Text for analysis START
Going from F-Logic to REWERSE:Positive Conditions and back
Following the REWERSE proposal these F-Logic facts and rules translate into vocabulary facts, ordinary facts and rules. The F-Logic facts R1-R4) translate into the following vocabulary facts:
// vocabulary facts Class( person) Class( man superClass(person)) ReferenceProperty( father domain(person) range(man)) ReferenceProperty( ancestor domain(person) range(person)) ObjectOperation( son contextType(man) argType(woman) returnType(person))
The F-Logic facts R5 and R6 translate either into reference property atoms:
ReferencePropertyAtom( father OName(isaac) OName(abraham)) ReferencePropertyAtom( mother OName(isaac) OName(sarah woman))
or, alternatively, into corresponding equality atoms:
ReferencePropertyFTerm( father OName(isaac)) = OName(abraham) ReferencePropertyFTerm( mother OName(isaac)) = OName(sarah woman)
Notice that properties can be used both as predicates and as functions.
The F-Logic fact R7 is translated into the equality atom:
ObjectOperationTerm( son contextArg(OName(abraham man)) argument(OName(hagar woman))) = OName( ishmael)
Finally the condition of rule R8 is translated into
Conjunction( ReferencePropertyAtom( father OVar(X person) OVar(Z man)) ReferencePropertyAtom( ancestor OVar(X person) OVar(Y person)))
Observations
- The mapping described here is reversible. All F-Logic terms and atoms can be faithfully encoded and translated back into F-Logic without loss.
- F-Logic does not distinguish between object types (classes) and dataypes.
Text for analysis END
Data for analysis START
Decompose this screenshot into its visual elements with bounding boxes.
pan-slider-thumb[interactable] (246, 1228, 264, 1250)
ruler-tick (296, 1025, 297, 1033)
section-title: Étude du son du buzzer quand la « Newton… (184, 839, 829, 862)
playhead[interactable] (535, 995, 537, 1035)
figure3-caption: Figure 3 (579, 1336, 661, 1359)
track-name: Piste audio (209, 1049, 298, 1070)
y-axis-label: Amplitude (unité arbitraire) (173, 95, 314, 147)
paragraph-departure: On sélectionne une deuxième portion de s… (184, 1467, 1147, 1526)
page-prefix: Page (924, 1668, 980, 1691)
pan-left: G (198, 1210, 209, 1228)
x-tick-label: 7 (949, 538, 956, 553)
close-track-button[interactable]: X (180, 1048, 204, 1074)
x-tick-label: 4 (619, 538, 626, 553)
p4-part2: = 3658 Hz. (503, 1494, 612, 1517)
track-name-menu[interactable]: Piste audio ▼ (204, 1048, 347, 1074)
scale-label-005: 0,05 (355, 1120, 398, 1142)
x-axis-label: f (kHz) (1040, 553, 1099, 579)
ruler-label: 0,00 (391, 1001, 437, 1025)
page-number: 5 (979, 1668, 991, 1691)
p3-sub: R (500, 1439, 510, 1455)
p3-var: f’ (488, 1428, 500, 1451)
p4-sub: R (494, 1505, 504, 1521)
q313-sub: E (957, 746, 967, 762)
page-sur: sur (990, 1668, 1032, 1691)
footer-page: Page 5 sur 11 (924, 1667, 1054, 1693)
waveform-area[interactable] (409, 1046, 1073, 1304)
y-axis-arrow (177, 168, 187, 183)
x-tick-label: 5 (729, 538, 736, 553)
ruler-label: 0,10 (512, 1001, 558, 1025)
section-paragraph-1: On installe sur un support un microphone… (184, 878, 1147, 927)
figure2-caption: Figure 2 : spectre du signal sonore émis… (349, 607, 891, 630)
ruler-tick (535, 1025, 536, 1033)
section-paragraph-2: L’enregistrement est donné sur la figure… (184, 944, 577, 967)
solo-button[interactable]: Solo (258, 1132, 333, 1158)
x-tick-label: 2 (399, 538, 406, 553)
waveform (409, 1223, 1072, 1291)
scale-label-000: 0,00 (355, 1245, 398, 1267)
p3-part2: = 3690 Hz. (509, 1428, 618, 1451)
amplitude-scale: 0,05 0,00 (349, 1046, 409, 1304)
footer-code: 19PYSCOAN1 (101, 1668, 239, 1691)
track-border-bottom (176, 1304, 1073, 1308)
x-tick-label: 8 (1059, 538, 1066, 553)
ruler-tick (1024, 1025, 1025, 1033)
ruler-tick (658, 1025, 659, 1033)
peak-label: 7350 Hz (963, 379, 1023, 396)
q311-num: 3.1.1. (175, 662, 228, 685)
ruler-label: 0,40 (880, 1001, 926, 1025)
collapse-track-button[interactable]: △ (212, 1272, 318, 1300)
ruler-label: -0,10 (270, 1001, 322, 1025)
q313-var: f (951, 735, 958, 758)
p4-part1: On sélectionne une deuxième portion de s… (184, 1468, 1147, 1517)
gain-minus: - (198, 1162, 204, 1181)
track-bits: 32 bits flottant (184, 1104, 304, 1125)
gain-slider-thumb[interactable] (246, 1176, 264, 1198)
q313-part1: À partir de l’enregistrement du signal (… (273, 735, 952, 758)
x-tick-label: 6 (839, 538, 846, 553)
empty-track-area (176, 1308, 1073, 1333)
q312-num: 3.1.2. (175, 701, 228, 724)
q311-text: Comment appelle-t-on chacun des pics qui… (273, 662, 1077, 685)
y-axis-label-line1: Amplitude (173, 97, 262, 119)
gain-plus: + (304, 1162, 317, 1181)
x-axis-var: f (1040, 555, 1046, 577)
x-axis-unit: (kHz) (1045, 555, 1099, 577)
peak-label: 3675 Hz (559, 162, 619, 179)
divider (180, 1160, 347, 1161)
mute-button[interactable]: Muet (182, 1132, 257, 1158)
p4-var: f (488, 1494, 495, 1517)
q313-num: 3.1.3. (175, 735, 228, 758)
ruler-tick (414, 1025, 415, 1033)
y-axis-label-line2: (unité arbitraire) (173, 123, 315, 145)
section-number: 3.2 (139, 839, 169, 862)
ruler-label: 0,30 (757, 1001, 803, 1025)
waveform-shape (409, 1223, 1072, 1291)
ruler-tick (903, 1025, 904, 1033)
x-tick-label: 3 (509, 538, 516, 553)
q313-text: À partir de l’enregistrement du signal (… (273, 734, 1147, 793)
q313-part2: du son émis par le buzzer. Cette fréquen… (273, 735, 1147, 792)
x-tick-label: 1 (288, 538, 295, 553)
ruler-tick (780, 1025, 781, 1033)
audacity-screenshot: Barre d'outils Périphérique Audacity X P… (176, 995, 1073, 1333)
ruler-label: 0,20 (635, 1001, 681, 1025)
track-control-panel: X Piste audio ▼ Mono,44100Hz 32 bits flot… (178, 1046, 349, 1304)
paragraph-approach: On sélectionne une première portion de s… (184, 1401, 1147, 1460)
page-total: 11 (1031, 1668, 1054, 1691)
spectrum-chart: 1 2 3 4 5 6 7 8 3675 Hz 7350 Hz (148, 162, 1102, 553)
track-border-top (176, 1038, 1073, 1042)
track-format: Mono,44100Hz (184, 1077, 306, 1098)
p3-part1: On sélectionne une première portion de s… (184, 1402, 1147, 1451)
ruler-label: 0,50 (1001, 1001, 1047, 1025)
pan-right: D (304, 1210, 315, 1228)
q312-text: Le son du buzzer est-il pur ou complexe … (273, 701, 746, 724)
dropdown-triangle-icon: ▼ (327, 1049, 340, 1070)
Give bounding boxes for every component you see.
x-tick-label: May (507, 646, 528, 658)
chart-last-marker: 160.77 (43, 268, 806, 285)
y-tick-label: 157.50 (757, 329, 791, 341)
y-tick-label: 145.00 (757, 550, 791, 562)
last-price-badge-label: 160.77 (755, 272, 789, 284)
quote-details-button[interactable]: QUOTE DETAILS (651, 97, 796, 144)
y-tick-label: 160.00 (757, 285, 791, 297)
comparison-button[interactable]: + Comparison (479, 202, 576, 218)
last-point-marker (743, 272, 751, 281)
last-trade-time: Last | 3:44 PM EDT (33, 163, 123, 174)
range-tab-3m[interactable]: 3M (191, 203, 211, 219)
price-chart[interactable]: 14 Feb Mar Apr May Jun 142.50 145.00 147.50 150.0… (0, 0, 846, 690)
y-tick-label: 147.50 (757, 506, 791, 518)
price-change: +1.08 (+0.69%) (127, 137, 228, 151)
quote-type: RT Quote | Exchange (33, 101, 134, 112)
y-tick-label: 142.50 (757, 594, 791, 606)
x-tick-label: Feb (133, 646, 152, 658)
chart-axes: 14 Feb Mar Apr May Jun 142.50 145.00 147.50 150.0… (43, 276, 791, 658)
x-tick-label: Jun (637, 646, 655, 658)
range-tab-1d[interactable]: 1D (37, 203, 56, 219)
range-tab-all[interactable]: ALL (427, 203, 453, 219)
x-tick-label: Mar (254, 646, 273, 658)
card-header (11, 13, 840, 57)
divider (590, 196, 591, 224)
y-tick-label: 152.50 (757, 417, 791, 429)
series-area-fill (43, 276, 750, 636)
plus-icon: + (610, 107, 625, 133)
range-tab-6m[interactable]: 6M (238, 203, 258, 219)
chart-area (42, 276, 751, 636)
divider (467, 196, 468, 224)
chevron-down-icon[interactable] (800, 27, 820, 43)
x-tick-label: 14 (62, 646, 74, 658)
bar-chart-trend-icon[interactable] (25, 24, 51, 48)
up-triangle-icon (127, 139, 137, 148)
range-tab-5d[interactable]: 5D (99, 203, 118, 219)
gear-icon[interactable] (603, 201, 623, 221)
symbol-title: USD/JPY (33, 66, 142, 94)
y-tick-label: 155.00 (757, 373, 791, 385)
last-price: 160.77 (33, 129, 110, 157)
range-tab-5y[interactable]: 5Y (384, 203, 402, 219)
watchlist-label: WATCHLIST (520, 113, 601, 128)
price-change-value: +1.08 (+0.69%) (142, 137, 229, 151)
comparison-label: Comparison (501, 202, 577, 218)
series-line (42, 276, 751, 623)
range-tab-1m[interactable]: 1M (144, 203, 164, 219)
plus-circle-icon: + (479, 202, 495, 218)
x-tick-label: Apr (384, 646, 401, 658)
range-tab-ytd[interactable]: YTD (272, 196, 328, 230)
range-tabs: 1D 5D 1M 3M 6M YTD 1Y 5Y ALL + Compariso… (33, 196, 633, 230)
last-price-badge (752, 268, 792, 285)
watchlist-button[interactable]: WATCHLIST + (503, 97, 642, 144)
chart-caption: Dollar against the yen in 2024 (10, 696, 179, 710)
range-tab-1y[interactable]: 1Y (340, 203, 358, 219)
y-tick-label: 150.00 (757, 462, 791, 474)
Data for analysis END
→ Exercise directions
From the F-Logic translation text, extract verbatim the stretch from "or, alternatively, into" through "and as functions.".

→ Your response
or, alternatively, into corresponding equality atoms:
ReferencePropertyFTerm( father OName(isaac)) = OName(abraham) ReferencePropertyFTerm( mother OName(isaac)) = OName(sarah woman)
Notice that properties can be used both as predicates and as functions.